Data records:

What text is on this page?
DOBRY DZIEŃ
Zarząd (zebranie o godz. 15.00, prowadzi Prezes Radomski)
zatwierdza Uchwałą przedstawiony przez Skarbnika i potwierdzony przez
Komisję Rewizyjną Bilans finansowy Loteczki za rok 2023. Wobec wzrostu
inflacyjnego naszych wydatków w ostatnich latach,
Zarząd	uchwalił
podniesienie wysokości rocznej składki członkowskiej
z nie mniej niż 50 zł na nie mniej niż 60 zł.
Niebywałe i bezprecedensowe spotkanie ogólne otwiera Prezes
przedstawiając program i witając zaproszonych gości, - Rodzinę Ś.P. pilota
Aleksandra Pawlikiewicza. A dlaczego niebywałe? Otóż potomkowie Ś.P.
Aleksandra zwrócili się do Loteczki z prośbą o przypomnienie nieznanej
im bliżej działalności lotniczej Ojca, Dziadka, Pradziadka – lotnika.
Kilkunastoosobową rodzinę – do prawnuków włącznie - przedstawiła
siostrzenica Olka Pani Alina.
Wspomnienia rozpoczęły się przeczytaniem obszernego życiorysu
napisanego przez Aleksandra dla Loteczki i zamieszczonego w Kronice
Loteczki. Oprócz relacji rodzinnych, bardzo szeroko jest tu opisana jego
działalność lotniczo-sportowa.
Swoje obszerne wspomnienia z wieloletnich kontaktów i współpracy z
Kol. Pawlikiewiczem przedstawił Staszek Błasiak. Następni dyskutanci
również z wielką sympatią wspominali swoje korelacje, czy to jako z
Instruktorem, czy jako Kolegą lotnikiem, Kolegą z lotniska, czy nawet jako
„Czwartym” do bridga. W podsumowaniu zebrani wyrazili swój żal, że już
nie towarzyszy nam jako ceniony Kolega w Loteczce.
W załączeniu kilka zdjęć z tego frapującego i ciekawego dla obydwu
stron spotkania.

Instructions for the task:
Restate each of the entries above verbatim.

Written answer:
What text is on this page?
DOBRY DZIEŃ
Zarząd (zebranie o godz. 15.00, prowadzi Prezes Radomski)
zatwierdza Uchwałą przedstawiony przez Skarbnika i potwierdzony przez
Komisję Rewizyjną Bilans finansowy Loteczki za rok 2023. Wobec wzrostu
inflacyjnego naszych wydatków w ostatnich latach,
Zarząd	uchwalił
podniesienie wysokości rocznej składki członkowskiej
z nie mniej niż 50 zł na nie mniej niż 60 zł.
Niebywałe i bezprecedensowe spotkanie ogólne otwiera Prezes
przedstawiając program i witając zaproszonych gości, - Rodzinę Ś.P. pilota
Aleksandra Pawlikiewicza. A dlaczego niebywałe? Otóż potomkowie Ś.P.
Aleksandra zwrócili się do Loteczki z prośbą o przypomnienie nieznanej
im bliżej działalności lotniczej Ojca, Dziadka, Pradziadka – lotnika.
Kilkunastoosobową rodzinę – do prawnuków włącznie - przedstawiła
siostrzenica Olka Pani Alina.
Wspomnienia rozpoczęły się przeczytaniem obszernego życiorysu
napisanego przez Aleksandra dla Loteczki i zamieszczonego w Kronice
Loteczki. Oprócz relacji rodzinnych, bardzo szeroko jest tu opisana jego
działalność lotniczo-sportowa.
Swoje obszerne wspomnienia z wieloletnich kontaktów i współpracy z
Kol. Pawlikiewiczem przedstawił Staszek Błasiak. Następni dyskutanci
również z wielką sympatią wspominali swoje korelacje, czy to jako z
Instruktorem, czy jako Kolegą lotnikiem, Kolegą z lotniska, czy nawet jako
„Czwartym” do bridga. W podsumowaniu zebrani wyrazili swój żal, że już
nie towarzyszy nam jako ceniony Kolega w Loteczce.
W załączeniu kilka zdjęć z tego frapującego i ciekawego dla obydwu
stron spotkania.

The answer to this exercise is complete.